# WORK TO COMPLETE:
Can you retype every record below exactly as written?

* Begin DATASET EXTRACT *

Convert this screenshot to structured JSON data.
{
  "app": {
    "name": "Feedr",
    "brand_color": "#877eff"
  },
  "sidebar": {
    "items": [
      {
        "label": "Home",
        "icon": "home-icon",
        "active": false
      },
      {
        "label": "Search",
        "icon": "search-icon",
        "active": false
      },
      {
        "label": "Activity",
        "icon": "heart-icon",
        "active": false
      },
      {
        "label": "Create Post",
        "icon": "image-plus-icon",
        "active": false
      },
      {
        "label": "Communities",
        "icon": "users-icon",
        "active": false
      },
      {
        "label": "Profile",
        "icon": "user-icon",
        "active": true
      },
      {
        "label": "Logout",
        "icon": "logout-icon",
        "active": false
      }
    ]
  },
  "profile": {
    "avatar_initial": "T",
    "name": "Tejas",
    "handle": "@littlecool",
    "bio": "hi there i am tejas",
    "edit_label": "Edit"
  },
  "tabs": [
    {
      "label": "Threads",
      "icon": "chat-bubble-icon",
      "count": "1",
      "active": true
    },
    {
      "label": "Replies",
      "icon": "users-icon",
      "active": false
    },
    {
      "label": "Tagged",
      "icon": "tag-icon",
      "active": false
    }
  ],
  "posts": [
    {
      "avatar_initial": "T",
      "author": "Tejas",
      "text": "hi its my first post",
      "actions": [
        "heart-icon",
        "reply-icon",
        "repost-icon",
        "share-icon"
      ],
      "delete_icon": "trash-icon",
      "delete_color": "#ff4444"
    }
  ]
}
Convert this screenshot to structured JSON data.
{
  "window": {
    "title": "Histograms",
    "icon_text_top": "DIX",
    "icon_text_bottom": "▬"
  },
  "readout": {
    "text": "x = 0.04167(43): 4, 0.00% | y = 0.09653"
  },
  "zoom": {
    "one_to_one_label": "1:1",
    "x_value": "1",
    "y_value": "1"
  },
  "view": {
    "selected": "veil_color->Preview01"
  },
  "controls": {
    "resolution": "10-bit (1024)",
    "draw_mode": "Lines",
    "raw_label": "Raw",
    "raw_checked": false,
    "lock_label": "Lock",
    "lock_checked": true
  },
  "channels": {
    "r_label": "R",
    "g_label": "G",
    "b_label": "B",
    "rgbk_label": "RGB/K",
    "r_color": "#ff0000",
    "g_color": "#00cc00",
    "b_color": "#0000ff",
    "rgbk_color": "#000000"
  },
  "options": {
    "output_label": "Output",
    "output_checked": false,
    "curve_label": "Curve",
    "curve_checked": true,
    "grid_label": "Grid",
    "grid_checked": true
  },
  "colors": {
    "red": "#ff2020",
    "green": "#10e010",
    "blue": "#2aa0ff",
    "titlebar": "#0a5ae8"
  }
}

* End DATASET EXTRACT *

# ANSWER FOR THIS EXERCISE:
Convert this screenshot to structured JSON data.
{
  "app": {
    "name": "Feedr",
    "brand_color": "#877eff"
  },
  "sidebar": {
    "items": [
      {
        "label": "Home",
        "icon": "home-icon",
        "active": false
      },
      {
        "label": "Search",
        "icon": "search-icon",
        "active": false
      },
      {
        "label": "Activity",
        "icon": "heart-icon",
        "active": false
      },
      {
        "label": "Create Post",
        "icon": "image-plus-icon",
        "active": false
      },
      {
        "label": "Communities",
        "icon": "users-icon",
        "active": false
      },
      {
        "label": "Profile",
        "icon": "user-icon",
        "active": true
      },
      {
        "label": "Logout",
        "icon": "logout-icon",
        "active": false
      }
    ]
  },
  "profile": {
    "avatar_initial": "T",
    "name": "Tejas",
    "handle": "@littlecool",
    "bio": "hi there i am tejas",
    "edit_label": "Edit"
  },
  "tabs": [
    {
      "label": "Threads",
      "icon": "chat-bubble-icon",
      "count": "1",
      "active": true
    },
    {
      "label": "Replies",
      "icon": "users-icon",
      "active": false
    },
    {
      "label": "Tagged",
      "icon": "tag-icon",
      "active": false
    }
  ],
  "posts": [
    {
      "avatar_initial": "T",
      "author": "Tejas",
      "text": "hi its my first post",
      "actions": [
        "heart-icon",
        "reply-icon",
        "repost-icon",
        "share-icon"
      ],
      "delete_icon": "trash-icon",
      "delete_color": "#ff4444"
    }
  ]
}
Convert this screenshot to structured JSON data.
{
  "window": {
    "title": "Histograms",
    "icon_text_top": "DIX",
    "icon_text_bottom": "▬"
  },
  "readout": {
    "text": "x = 0.04167(43): 4, 0.00% | y = 0.09653"
  },
  "zoom": {
    "one_to_one_label": "1:1",
    "x_value": "1",
    "y_value": "1"
  },
  "view": {
    "selected": "veil_color->Preview01"
  },
  "controls": {
    "resolution": "10-bit (1024)",
    "draw_mode": "Lines",
    "raw_label": "Raw",
    "raw_checked": false,
    "lock_label": "Lock",
    "lock_checked": true
  },
  "channels": {
    "r_label": "R",
    "g_label": "G",
    "b_label": "B",
    "rgbk_label": "RGB/K",
    "r_color": "#ff0000",
    "g_color": "#00cc00",
    "b_color": "#0000ff",
    "rgbk_color": "#000000"
  },
  "options": {
    "output_label": "Output",
    "output_checked": false,
    "curve_label": "Curve",
    "curve_checked": true,
    "grid_label": "Grid",
    "grid_checked": true
  },
  "colors": {
    "red": "#ff2020",
    "green": "#10e010",
    "blue": "#2aa0ff",
    "titlebar": "#0a5ae8"
  }
}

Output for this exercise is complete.